start

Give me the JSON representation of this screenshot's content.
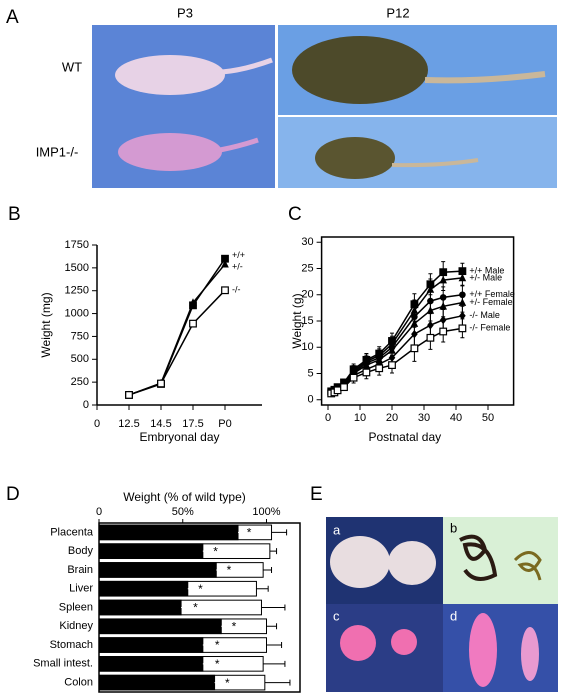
{
  "panels": {
    "A": {
      "label": "A",
      "columns": [
        "P3",
        "P12"
      ],
      "rows": [
        "WT",
        "IMP1-/-"
      ]
    },
    "E": {
      "label": "E",
      "photos": [
        "a",
        "b",
        "c",
        "d"
      ]
    }
  },
  "chart_data": [
    {
      "type": "line",
      "label": "B",
      "x_label": "Embryonal day",
      "y_label": "Weight (mg)",
      "categories": [
        "0",
        "12.5",
        "14.5",
        "17.5",
        "P0"
      ],
      "ylim": [
        0,
        1750
      ],
      "yticks": [
        0,
        250,
        500,
        750,
        1000,
        1250,
        1500,
        1750
      ],
      "series": [
        {
          "name": "+/+",
          "color": "#000000",
          "marker": "square",
          "values": [
            null,
            110,
            230,
            1090,
            1600
          ]
        },
        {
          "name": "+/-",
          "color": "#000000",
          "marker": "triangle",
          "values": [
            null,
            110,
            240,
            1120,
            1540
          ]
        },
        {
          "name": "-/-",
          "color": "#000000",
          "marker": "open-square",
          "values": [
            null,
            110,
            235,
            890,
            1255
          ]
        }
      ]
    },
    {
      "type": "line",
      "label": "C",
      "x_label": "Postnatal day",
      "y_label": "Weight (g)",
      "x": [
        1,
        2,
        3,
        5,
        8,
        12,
        16,
        20,
        27,
        32,
        36,
        42
      ],
      "xlim": [
        -2,
        58
      ],
      "xticks": [
        0,
        10,
        20,
        30,
        40,
        50
      ],
      "ylim": [
        -1,
        31
      ],
      "yticks": [
        0,
        5,
        10,
        15,
        20,
        25,
        30
      ],
      "series": [
        {
          "name": "+/+ Male",
          "color": "#000000",
          "marker": "square",
          "values": [
            1.6,
            1.9,
            2.4,
            3.3,
            5.8,
            7.6,
            8.8,
            11.2,
            18.2,
            22.0,
            24.3,
            24.5
          ],
          "errors": [
            0.3,
            0.3,
            0.4,
            0.6,
            1.0,
            1.2,
            1.3,
            1.5,
            2.0,
            2.0,
            2.0,
            1.5
          ]
        },
        {
          "name": "+/- Male",
          "color": "#000000",
          "marker": "triangle",
          "values": [
            1.5,
            1.8,
            2.3,
            3.2,
            5.5,
            7.3,
            8.4,
            10.6,
            17.0,
            21.0,
            22.8,
            23.2
          ],
          "errors": [
            0.3,
            0.3,
            0.4,
            0.6,
            1.0,
            1.2,
            1.3,
            1.5,
            2.0,
            2.0,
            2.0,
            1.5
          ]
        },
        {
          "name": "+/+ Female",
          "color": "#000000",
          "marker": "circle",
          "values": [
            1.5,
            1.8,
            2.2,
            3.0,
            5.2,
            7.0,
            8.0,
            10.0,
            15.8,
            18.8,
            19.5,
            20.0
          ],
          "errors": [
            0.3,
            0.3,
            0.4,
            0.6,
            1.0,
            1.2,
            1.3,
            1.5,
            2.0,
            2.0,
            2.0,
            1.8
          ]
        },
        {
          "name": "+/- Female",
          "color": "#000000",
          "marker": "triangle",
          "values": [
            1.4,
            1.7,
            2.1,
            2.9,
            5.0,
            6.6,
            7.6,
            9.4,
            14.5,
            17.0,
            17.8,
            18.5
          ],
          "errors": [
            0.3,
            0.3,
            0.4,
            0.6,
            1.0,
            1.2,
            1.3,
            1.5,
            2.0,
            2.0,
            2.0,
            1.8
          ]
        },
        {
          "name": "-/- Male",
          "color": "#000000",
          "marker": "diamond",
          "values": [
            1.3,
            1.5,
            1.9,
            2.6,
            4.6,
            5.8,
            6.8,
            8.0,
            12.5,
            14.2,
            15.2,
            16.0
          ],
          "errors": [
            0.3,
            0.3,
            0.4,
            0.6,
            1.0,
            1.2,
            1.3,
            1.5,
            2.5,
            2.2,
            2.0,
            1.8
          ]
        },
        {
          "name": "-/- Female",
          "color": "#000000",
          "marker": "open-square",
          "values": [
            1.2,
            1.4,
            1.8,
            2.4,
            4.2,
            5.2,
            6.0,
            6.6,
            9.8,
            11.8,
            13.0,
            13.6
          ],
          "errors": [
            0.3,
            0.3,
            0.4,
            0.6,
            1.0,
            1.2,
            1.3,
            1.5,
            2.5,
            2.2,
            2.0,
            1.8
          ]
        }
      ]
    },
    {
      "type": "hbar",
      "label": "D",
      "title": "Weight (% of wild type)",
      "categories": [
        "Placenta",
        "Body",
        "Brain",
        "Liver",
        "Spleen",
        "Kidney",
        "Stomach",
        "Small intest.",
        "Colon"
      ],
      "xlim": [
        0,
        120
      ],
      "xticks": [
        0,
        {
          "value": 50,
          "label": "50%"
        },
        {
          "value": 100,
          "label": "100%"
        }
      ],
      "significance": [
        "*",
        "*",
        "*",
        "*",
        "*",
        "*",
        "*",
        "*",
        "*"
      ],
      "series": [
        {
          "color": "#ffffff",
          "values": [
            103,
            102,
            98,
            94,
            97,
            100,
            100,
            98,
            99
          ],
          "errors": [
            9,
            4,
            5,
            7,
            14,
            6,
            9,
            13,
            15
          ]
        },
        {
          "color": "#000000",
          "values": [
            83,
            62,
            70,
            53,
            49,
            73,
            62,
            62,
            69
          ],
          "errors": [
            4,
            5,
            5,
            5,
            6,
            5,
            6,
            6,
            5
          ]
        }
      ]
    }
  ]
}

end

Go through the data above and transcribe it in full, omitting any image.

**Solution for this exercise**.
Give me the JSON representation of this screenshot's content.
{
  "panels": {
    "A": {
      "label": "A",
      "columns": [
        "P3",
        "P12"
      ],
      "rows": [
        "WT",
        "IMP1-/-"
      ]
    },
    "E": {
      "label": "E",
      "photos": [
        "a",
        "b",
        "c",
        "d"
      ]
    }
  },
  "chart_data": [
    {
      "type": "line",
      "label": "B",
      "x_label": "Embryonal day",
      "y_label": "Weight (mg)",
      "categories": [
        "0",
        "12.5",
        "14.5",
        "17.5",
        "P0"
      ],
      "ylim": [
        0,
        1750
      ],
      "yticks": [
        0,
        250,
        500,
        750,
        1000,
        1250,
        1500,
        1750
      ],
      "series": [
        {
          "name": "+/+",
          "color": "#000000",
          "marker": "square",
          "values": [
            null,
            110,
            230,
            1090,
            1600
          ]
        },
        {
          "name": "+/-",
          "color": "#000000",
          "marker": "triangle",
          "values": [
            null,
            110,
            240,
            1120,
            1540
          ]
        },
        {
          "name": "-/-",
          "color": "#000000",
          "marker": "open-square",
          "values": [
            null,
            110,
            235,
            890,
            1255
          ]
        }
      ]
    },
    {
      "type": "line",
      "label": "C",
      "x_label": "Postnatal day",
      "y_label": "Weight (g)",
      "x": [
        1,
        2,
        3,
        5,
        8,
        12,
        16,
        20,
        27,
        32,
        36,
        42
      ],
      "xlim": [
        -2,
        58
      ],
      "xticks": [
        0,
        10,
        20,
        30,
        40,
        50
      ],
      "ylim": [
        -1,
        31
      ],
      "yticks": [
        0,
        5,
        10,
        15,
        20,
        25,
        30
      ],
      "series": [
        {
          "name": "+/+ Male",
          "color": "#000000",
          "marker": "square",
          "values": [
            1.6,
            1.9,
            2.4,
            3.3,
            5.8,
            7.6,
            8.8,
            11.2,
            18.2,
            22.0,
            24.3,
            24.5
          ],
          "errors": [
            0.3,
            0.3,
            0.4,
            0.6,
            1.0,
            1.2,
            1.3,
            1.5,
            2.0,
            2.0,
            2.0,
            1.5
          ]
        },
        {
          "name": "+/- Male",
          "color": "#000000",
          "marker": "triangle",
          "values": [
            1.5,
            1.8,
            2.3,
            3.2,
            5.5,
            7.3,
            8.4,
            10.6,
            17.0,
            21.0,
            22.8,
            23.2
          ],
          "errors": [
            0.3,
            0.3,
            0.4,
            0.6,
            1.0,
            1.2,
            1.3,
            1.5,
            2.0,
            2.0,
            2.0,
            1.5
          ]
        },
        {
          "name": "+/+ Female",
          "color": "#000000",
          "marker": "circle",
          "values": [
            1.5,
            1.8,
            2.2,
            3.0,
            5.2,
            7.0,
            8.0,
            10.0,
            15.8,
            18.8,
            19.5,
            20.0
          ],
          "errors": [
            0.3,
            0.3,
            0.4,
            0.6,
            1.0,
            1.2,
            1.3,
            1.5,
            2.0,
            2.0,
            2.0,
            1.8
          ]
        },
        {
          "name": "+/- Female",
          "color": "#000000",
          "marker": "triangle",
          "values": [
            1.4,
            1.7,
            2.1,
            2.9,
            5.0,
            6.6,
            7.6,
            9.4,
            14.5,
            17.0,
            17.8,
            18.5
          ],
          "errors": [
            0.3,
            0.3,
            0.4,
            0.6,
            1.0,
            1.2,
            1.3,
            1.5,
            2.0,
            2.0,
            2.0,
            1.8
          ]
        },
        {
          "name": "-/- Male",
          "color": "#000000",
          "marker": "diamond",
          "values": [
            1.3,
            1.5,
            1.9,
            2.6,
            4.6,
            5.8,
            6.8,
            8.0,
            12.5,
            14.2,
            15.2,
            16.0
          ],
          "errors": [
            0.3,
            0.3,
            0.4,
            0.6,
            1.0,
            1.2,
            1.3,
            1.5,
            2.5,
            2.2,
            2.0,
            1.8
          ]
        },
        {
          "name": "-/- Female",
          "color": "#000000",
          "marker": "open-square",
          "values": [
            1.2,
            1.4,
            1.8,
            2.4,
            4.2,
            5.2,
            6.0,
            6.6,
            9.8,
            11.8,
            13.0,
            13.6
          ],
          "errors": [
            0.3,
            0.3,
            0.4,
            0.6,
            1.0,
            1.2,
            1.3,
            1.5,
            2.5,
            2.2,
            2.0,
            1.8
          ]
        }
      ]
    },
    {
      "type": "hbar",
      "label": "D",
      "title": "Weight (% of wild type)",
      "categories": [
        "Placenta",
        "Body",
        "Brain",
        "Liver",
        "Spleen",
        "Kidney",
        "Stomach",
        "Small intest.",
        "Colon"
      ],
      "xlim": [
        0,
        120
      ],
      "xticks": [
        0,
        {
          "value": 50,
          "label": "50%"
        },
        {
          "value": 100,
          "label": "100%"
        }
      ],
      "significance": [
        "*",
        "*",
        "*",
        "*",
        "*",
        "*",
        "*",
        "*",
        "*"
      ],
      "series": [
        {
          "color": "#ffffff",
          "values": [
            103,
            102,
            98,
            94,
            97,
            100,
            100,
            98,
            99
          ],
          "errors": [
            9,
            4,
            5,
            7,
            14,
            6,
            9,
            13,
            15
          ]
        },
        {
          "color": "#000000",
          "values": [
            83,
            62,
            70,
            53,
            49,
            73,
            62,
            62,
            69
          ],
          "errors": [
            4,
            5,
            5,
            5,
            6,
            5,
            6,
            6,
            5
          ]
        }
      ]
    }
  ]
}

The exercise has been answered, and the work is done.